▶ **Brief**
Gather all lines with the word "value" in them.

▶ **Information supplied**
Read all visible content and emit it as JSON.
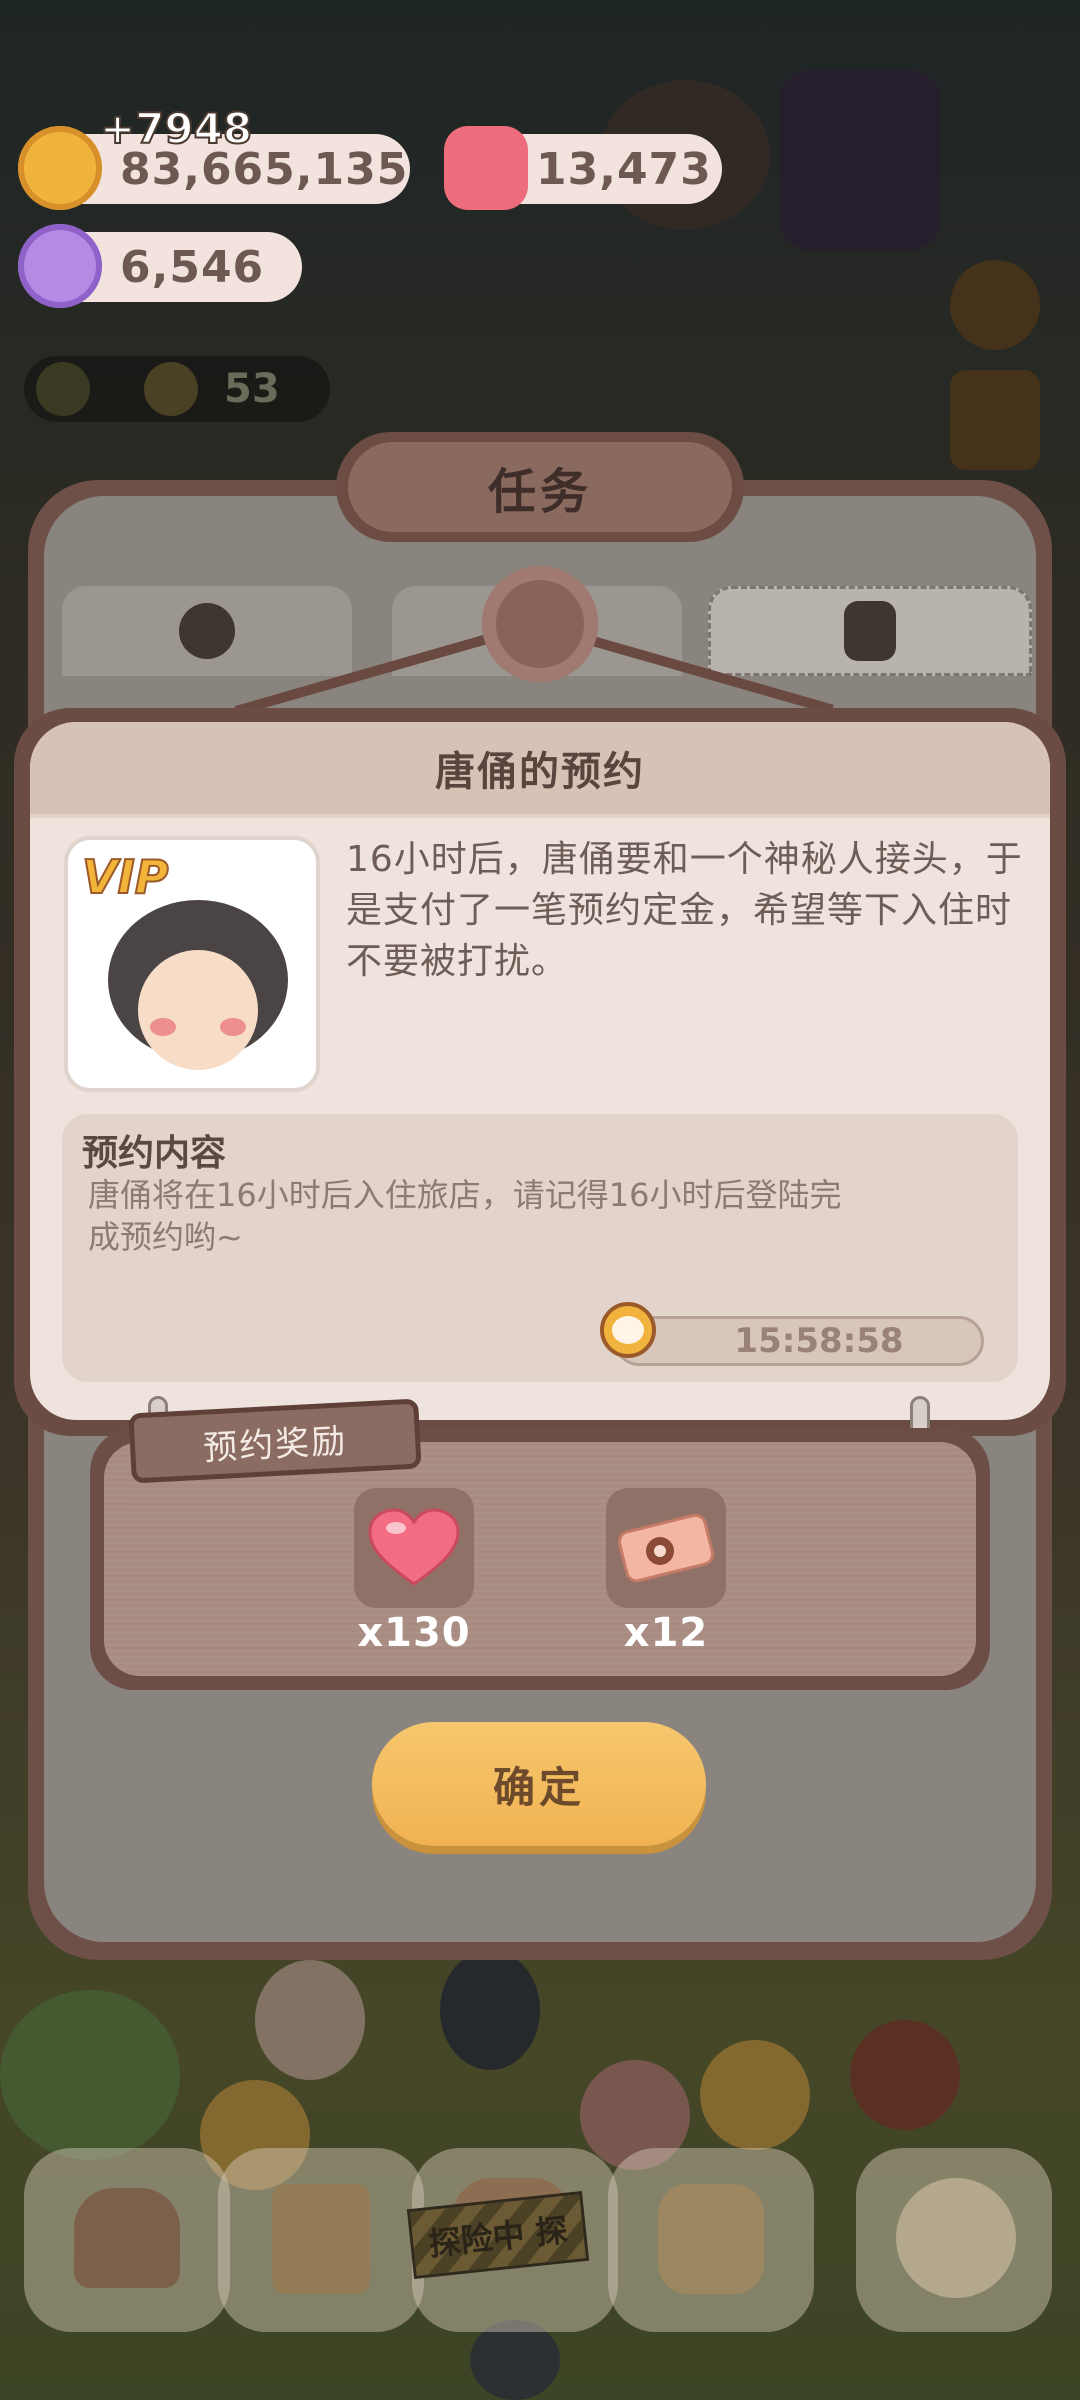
{
  "resources": {
    "coins": {
      "icon": "cookie-coin-icon",
      "value": "83,665,135",
      "delta": "+7948"
    },
    "candles": {
      "icon": "candle-icon",
      "value": "13,473"
    },
    "gems": {
      "icon": "crystal-candy-icon",
      "value": "6,546"
    },
    "level": {
      "icon": "sun-icon",
      "value": "53"
    }
  },
  "panel": {
    "title": "任务",
    "tabs": [
      {
        "icon": "badge-paw-icon"
      },
      {
        "icon": "tab-middle-icon"
      },
      {
        "icon": "flower-bag-icon",
        "active": true
      }
    ]
  },
  "popup": {
    "title": "唐俑的预约",
    "avatar_badge": "VIP",
    "description": "16小时后，唐俑要和一个神秘人接头，于是支付了一笔预约定金，希望等下入住时不要被打扰。",
    "detail_title": "预约内容",
    "detail_text": "唐俑将在16小时后入住旅店，请记得16小时后登陆完成预约哟~",
    "timer": "15:58:58"
  },
  "rewards": {
    "label": "预约奖励",
    "items": [
      {
        "icon": "heart-icon",
        "qty": "x130"
      },
      {
        "icon": "ticket-icon",
        "qty": "x12"
      }
    ]
  },
  "confirm_label": "确定",
  "bottom_nav": {
    "items": [
      {
        "icon": "mushroom-house-icon"
      },
      {
        "icon": "notebook-icon"
      },
      {
        "icon": "explore-icon",
        "label": "探险中 探"
      },
      {
        "icon": "shop-icon"
      },
      {
        "icon": "fish-alarm-icon"
      }
    ]
  },
  "colors": {
    "card_bg": "#efe3dd",
    "panel_border": "#6e5049",
    "confirm_button": "#f1b251",
    "reward_bg": "#a88c82"
  }
}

▶ **Right answer**
      "value": "83,665,135",
      "value": "13,473"
      "value": "6,546"
      "value": "53"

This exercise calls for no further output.